**What is expected**
Locate the string "image" in the listing below. Copy every line where it is found.

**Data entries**
•••••
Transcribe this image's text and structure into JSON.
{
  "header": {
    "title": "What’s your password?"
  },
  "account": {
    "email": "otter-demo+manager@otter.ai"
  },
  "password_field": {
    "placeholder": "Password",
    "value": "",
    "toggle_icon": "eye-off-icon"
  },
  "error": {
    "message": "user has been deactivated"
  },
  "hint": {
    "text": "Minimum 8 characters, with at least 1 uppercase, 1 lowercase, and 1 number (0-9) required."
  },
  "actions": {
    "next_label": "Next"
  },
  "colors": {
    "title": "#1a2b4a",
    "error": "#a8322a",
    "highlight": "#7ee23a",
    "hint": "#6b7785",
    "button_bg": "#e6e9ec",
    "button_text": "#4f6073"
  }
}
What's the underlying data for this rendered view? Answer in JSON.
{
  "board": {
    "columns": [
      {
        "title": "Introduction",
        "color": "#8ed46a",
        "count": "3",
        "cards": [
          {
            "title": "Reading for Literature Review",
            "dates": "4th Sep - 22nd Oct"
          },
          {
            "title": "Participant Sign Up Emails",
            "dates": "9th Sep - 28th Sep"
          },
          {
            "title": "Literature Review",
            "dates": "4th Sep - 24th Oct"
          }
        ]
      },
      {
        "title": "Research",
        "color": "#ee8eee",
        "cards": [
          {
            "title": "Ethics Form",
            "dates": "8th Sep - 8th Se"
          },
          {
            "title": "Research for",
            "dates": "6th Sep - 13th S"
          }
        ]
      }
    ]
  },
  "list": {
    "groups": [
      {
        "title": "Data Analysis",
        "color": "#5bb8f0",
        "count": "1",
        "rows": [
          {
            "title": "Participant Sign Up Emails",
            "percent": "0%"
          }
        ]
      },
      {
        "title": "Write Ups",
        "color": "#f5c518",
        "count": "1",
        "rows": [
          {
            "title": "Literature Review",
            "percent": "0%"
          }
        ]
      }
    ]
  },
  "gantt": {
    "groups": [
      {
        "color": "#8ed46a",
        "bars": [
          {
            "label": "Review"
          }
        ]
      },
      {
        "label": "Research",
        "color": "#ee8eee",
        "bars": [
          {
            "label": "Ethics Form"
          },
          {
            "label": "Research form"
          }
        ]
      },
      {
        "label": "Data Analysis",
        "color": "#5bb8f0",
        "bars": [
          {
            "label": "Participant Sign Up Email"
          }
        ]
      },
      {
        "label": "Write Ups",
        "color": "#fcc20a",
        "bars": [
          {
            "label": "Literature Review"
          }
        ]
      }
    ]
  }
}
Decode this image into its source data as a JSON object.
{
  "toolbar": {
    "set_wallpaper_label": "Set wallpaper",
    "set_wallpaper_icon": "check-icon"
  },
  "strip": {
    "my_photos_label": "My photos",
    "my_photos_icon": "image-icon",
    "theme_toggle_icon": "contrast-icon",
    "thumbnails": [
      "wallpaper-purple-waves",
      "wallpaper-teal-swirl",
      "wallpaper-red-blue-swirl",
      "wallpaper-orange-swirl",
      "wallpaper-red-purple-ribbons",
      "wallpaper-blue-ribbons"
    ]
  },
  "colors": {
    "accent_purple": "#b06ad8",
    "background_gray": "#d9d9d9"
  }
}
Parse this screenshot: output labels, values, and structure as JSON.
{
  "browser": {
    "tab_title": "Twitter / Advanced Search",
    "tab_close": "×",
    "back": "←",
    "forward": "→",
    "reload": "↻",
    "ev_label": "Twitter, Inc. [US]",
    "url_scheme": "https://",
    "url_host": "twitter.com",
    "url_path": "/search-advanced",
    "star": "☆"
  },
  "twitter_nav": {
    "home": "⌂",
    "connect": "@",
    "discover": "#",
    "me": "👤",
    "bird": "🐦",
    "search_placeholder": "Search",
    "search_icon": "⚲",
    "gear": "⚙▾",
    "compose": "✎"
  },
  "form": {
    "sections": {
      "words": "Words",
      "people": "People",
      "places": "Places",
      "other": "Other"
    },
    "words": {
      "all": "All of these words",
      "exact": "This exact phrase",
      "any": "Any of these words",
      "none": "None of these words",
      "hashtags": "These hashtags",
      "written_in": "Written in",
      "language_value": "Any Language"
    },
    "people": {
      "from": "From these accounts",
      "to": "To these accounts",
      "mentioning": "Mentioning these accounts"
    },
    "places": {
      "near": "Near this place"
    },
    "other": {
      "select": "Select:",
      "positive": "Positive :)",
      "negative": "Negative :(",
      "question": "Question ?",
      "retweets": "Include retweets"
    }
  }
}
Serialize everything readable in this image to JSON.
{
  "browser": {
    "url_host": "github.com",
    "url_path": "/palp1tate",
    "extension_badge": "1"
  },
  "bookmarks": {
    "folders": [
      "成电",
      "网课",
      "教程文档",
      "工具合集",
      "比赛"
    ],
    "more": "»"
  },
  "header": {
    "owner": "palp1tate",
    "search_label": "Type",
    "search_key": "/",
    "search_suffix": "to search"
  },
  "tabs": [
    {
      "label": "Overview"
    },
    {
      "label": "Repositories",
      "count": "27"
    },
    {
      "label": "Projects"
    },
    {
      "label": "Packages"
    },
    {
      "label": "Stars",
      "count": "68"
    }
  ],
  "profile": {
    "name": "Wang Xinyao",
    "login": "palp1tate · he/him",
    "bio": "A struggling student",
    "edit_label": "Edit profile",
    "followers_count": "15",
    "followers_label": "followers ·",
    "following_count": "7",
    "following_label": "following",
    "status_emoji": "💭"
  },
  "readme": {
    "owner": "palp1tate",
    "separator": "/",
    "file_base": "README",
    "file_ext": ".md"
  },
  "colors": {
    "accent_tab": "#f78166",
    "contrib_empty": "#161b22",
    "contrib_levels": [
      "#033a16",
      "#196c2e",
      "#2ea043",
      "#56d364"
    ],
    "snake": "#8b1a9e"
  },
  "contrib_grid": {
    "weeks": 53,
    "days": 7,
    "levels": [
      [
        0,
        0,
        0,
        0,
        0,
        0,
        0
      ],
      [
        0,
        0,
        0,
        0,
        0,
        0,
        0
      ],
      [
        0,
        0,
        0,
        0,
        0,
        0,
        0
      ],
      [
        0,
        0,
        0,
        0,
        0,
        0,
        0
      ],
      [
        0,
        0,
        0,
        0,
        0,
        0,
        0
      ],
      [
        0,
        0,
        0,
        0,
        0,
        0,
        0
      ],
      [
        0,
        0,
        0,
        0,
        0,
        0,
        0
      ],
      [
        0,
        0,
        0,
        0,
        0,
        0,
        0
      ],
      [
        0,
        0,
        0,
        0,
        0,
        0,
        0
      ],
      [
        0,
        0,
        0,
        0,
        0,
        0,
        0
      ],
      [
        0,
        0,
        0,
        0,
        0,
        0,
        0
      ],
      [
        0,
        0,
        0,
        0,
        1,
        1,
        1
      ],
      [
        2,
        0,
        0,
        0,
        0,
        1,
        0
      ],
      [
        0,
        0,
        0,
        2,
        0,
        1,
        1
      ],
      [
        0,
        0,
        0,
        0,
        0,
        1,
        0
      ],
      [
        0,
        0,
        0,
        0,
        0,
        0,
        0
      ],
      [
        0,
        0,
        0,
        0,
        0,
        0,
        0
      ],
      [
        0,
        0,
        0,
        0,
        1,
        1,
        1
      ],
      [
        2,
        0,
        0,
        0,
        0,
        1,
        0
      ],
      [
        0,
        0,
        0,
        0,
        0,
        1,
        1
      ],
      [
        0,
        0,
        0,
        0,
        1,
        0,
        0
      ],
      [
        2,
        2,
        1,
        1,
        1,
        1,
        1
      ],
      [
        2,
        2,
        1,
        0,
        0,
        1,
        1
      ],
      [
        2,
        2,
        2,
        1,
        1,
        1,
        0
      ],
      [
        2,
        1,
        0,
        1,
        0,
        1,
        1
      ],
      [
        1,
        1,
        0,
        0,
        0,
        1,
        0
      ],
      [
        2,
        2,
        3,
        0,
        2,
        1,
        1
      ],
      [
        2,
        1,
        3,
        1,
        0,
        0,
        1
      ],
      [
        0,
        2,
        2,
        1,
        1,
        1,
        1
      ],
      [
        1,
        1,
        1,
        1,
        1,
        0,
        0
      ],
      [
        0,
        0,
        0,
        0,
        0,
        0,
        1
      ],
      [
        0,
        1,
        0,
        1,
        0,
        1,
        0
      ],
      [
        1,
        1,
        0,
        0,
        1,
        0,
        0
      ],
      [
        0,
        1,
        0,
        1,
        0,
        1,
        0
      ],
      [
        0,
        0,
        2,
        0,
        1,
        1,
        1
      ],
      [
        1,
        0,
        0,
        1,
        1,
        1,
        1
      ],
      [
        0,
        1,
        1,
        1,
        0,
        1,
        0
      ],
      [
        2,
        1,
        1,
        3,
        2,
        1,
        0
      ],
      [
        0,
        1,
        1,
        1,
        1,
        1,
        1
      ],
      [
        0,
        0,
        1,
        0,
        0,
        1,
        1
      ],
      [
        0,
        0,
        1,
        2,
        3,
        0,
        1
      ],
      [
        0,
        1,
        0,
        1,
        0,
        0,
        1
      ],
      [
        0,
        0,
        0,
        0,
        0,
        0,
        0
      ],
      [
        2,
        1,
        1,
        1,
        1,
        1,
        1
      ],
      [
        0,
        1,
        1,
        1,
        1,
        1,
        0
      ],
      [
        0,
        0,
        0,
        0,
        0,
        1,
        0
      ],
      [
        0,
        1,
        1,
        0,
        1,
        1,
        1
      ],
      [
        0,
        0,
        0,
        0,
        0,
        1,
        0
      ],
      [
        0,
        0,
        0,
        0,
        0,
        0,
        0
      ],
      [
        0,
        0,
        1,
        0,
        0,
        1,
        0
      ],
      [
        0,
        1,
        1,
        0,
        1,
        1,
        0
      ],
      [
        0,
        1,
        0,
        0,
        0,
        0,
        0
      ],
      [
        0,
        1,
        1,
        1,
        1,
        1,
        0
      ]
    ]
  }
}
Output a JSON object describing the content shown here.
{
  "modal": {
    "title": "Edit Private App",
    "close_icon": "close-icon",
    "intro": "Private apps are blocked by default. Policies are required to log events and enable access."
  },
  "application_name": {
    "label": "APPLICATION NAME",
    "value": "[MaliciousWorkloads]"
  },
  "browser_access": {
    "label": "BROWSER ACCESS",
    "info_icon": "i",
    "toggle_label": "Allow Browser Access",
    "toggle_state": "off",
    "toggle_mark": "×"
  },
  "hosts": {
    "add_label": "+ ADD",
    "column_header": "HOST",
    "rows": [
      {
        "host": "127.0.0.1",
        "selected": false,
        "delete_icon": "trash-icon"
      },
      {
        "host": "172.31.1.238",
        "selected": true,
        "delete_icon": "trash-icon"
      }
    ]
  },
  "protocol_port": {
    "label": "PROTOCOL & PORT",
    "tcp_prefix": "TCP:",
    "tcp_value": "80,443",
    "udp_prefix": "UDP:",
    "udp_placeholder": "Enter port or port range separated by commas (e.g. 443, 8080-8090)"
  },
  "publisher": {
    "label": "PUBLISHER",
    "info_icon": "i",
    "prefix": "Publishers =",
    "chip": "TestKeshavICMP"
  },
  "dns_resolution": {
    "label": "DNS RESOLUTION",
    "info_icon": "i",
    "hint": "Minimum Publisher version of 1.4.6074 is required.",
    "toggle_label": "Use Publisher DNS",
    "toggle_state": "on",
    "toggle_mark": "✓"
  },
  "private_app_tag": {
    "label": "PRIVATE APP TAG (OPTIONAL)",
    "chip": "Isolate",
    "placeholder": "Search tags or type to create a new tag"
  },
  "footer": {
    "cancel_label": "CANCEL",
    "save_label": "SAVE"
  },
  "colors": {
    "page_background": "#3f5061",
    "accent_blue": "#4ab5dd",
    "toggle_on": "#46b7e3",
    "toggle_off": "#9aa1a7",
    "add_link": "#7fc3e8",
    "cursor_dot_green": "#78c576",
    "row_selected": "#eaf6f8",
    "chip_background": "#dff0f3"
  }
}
•••••
**Right answer**
Transcribe this image's text and structure into JSON.
Decode this image into its source data as a JSON object.
    "my_photos_icon": "image-icon",
Serialize everything readable in this image to JSON.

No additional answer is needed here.